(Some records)
+ + + + + + +
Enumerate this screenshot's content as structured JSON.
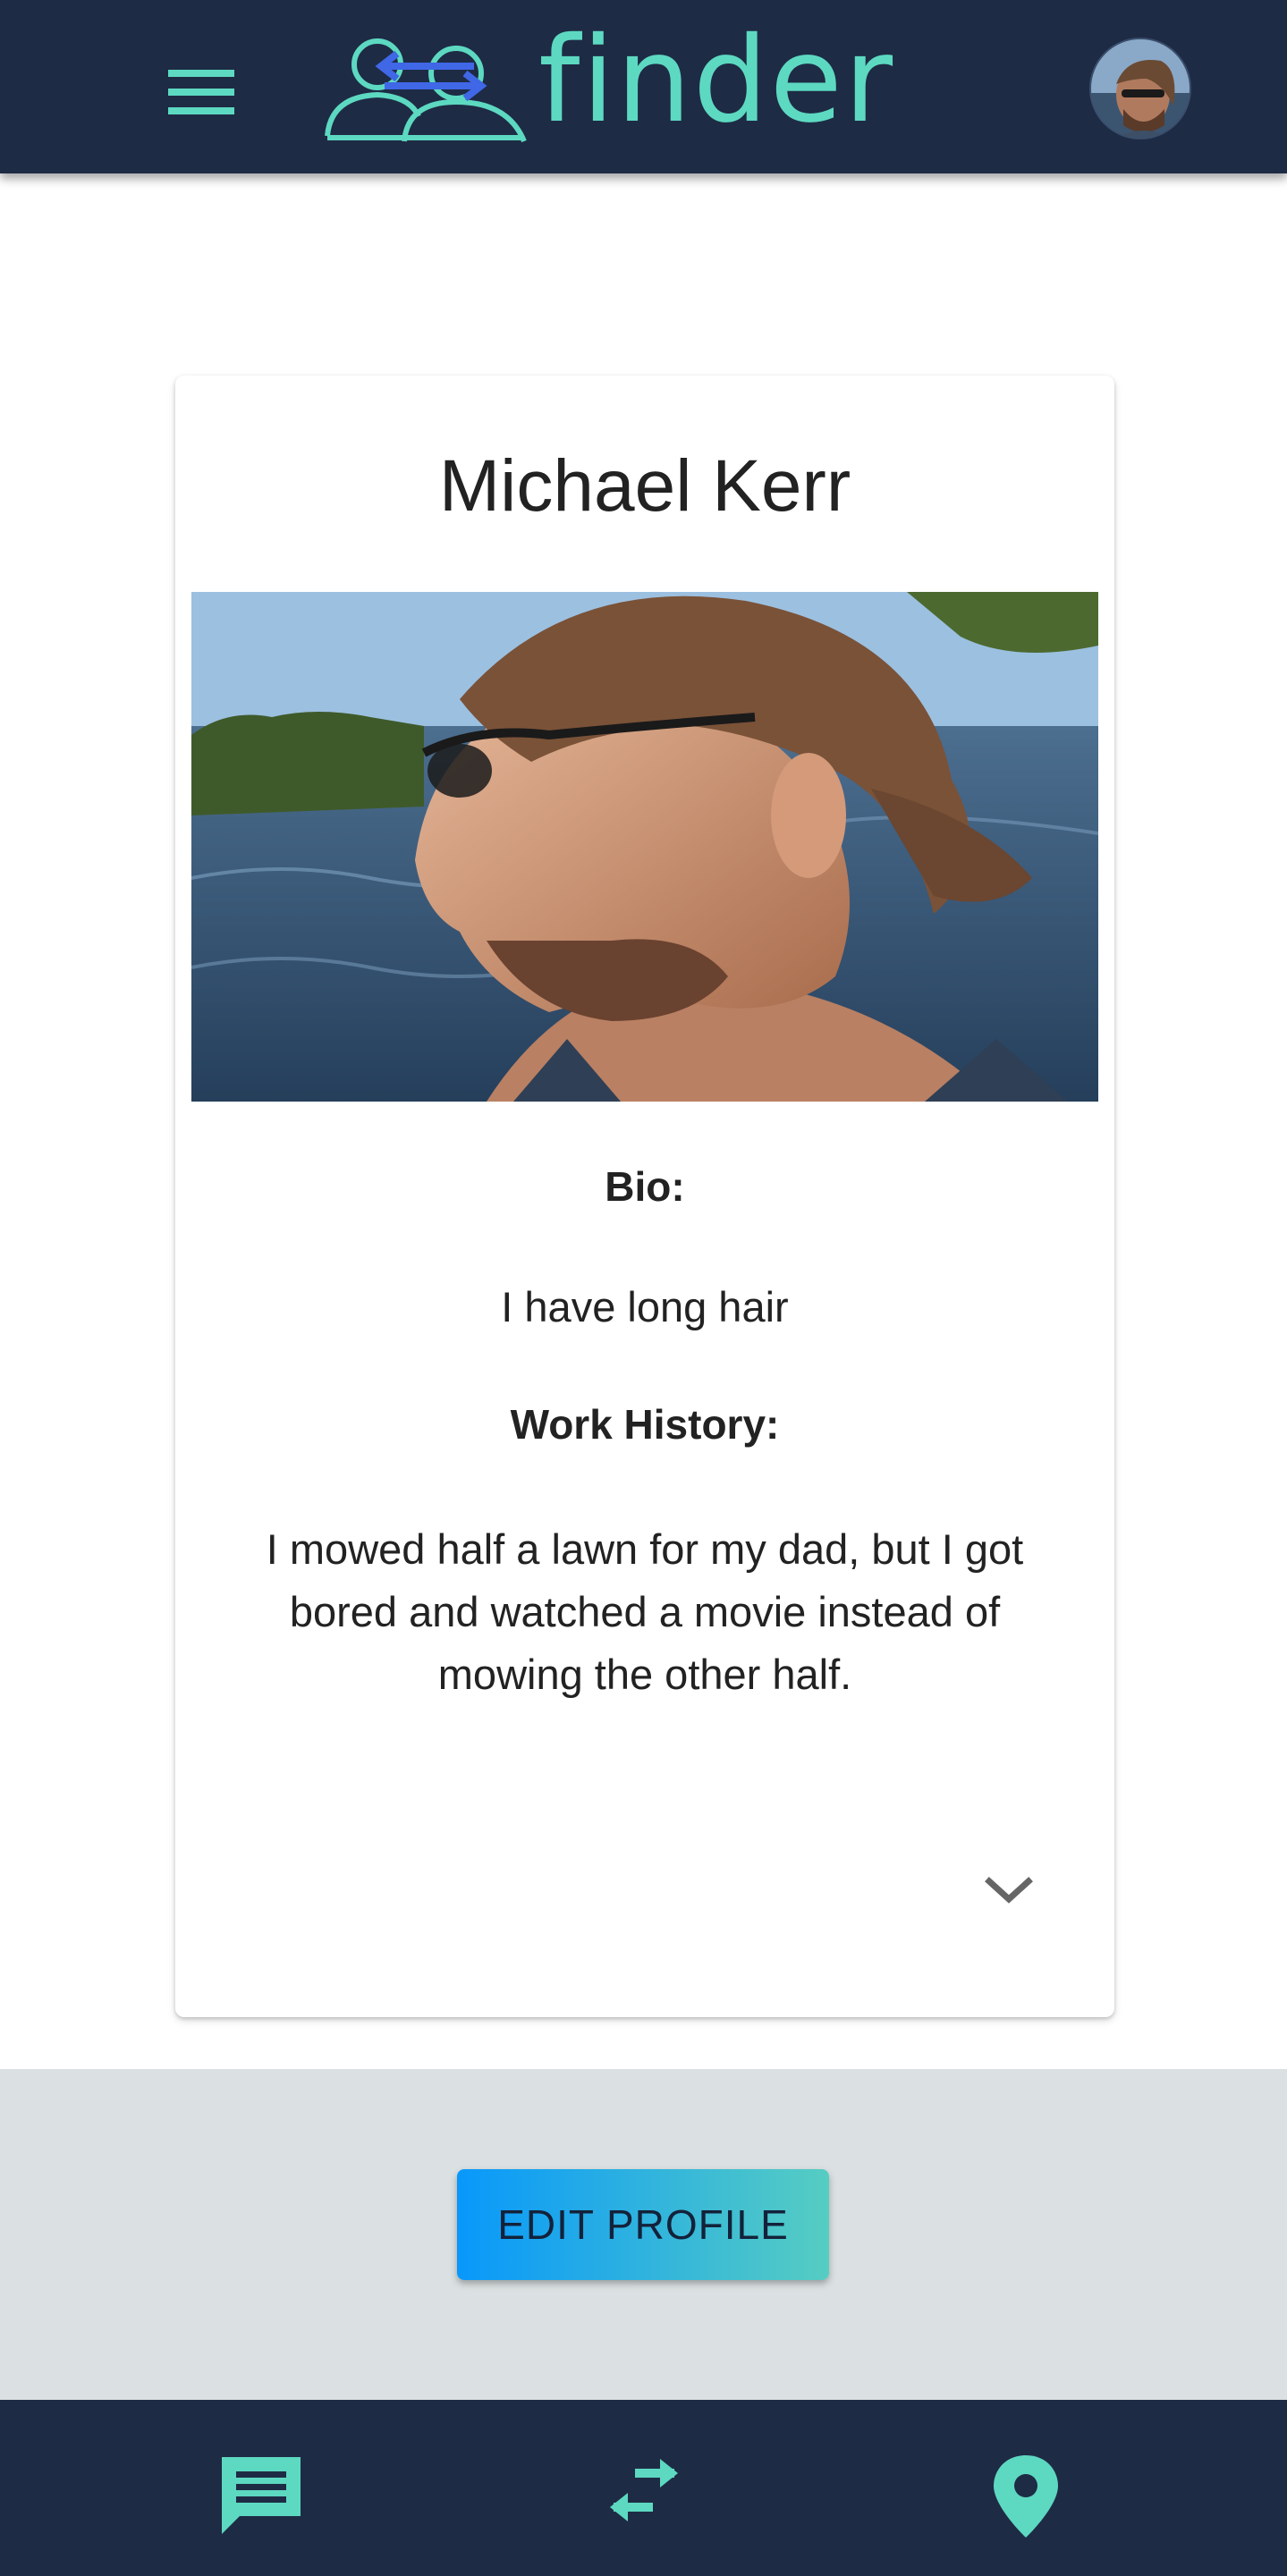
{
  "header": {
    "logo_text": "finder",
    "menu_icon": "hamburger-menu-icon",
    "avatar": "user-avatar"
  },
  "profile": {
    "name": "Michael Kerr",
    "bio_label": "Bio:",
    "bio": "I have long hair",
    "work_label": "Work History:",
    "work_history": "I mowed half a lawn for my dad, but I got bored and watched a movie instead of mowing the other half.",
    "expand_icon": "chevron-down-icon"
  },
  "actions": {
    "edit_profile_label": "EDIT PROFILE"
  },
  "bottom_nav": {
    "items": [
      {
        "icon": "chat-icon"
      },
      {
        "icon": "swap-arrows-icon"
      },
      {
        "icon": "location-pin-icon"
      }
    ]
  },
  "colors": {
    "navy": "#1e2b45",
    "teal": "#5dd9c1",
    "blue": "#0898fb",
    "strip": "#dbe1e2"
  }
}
+ + + + + + +
» **Set problem**
Leaving the pictures aside, transcribe the entire listing exactly.

» **Solved problem**
Enumerate this screenshot's content as structured JSON.
{
  "header": {
    "logo_text": "finder",
    "menu_icon": "hamburger-menu-icon",
    "avatar": "user-avatar"
  },
  "profile": {
    "name": "Michael Kerr",
    "bio_label": "Bio:",
    "bio": "I have long hair",
    "work_label": "Work History:",
    "work_history": "I mowed half a lawn for my dad, but I got bored and watched a movie instead of mowing the other half.",
    "expand_icon": "chevron-down-icon"
  },
  "actions": {
    "edit_profile_label": "EDIT PROFILE"
  },
  "bottom_nav": {
    "items": [
      {
        "icon": "chat-icon"
      },
      {
        "icon": "swap-arrows-icon"
      },
      {
        "icon": "location-pin-icon"
      }
    ]
  },
  "colors": {
    "navy": "#1e2b45",
    "teal": "#5dd9c1",
    "blue": "#0898fb",
    "strip": "#dbe1e2"
  }
}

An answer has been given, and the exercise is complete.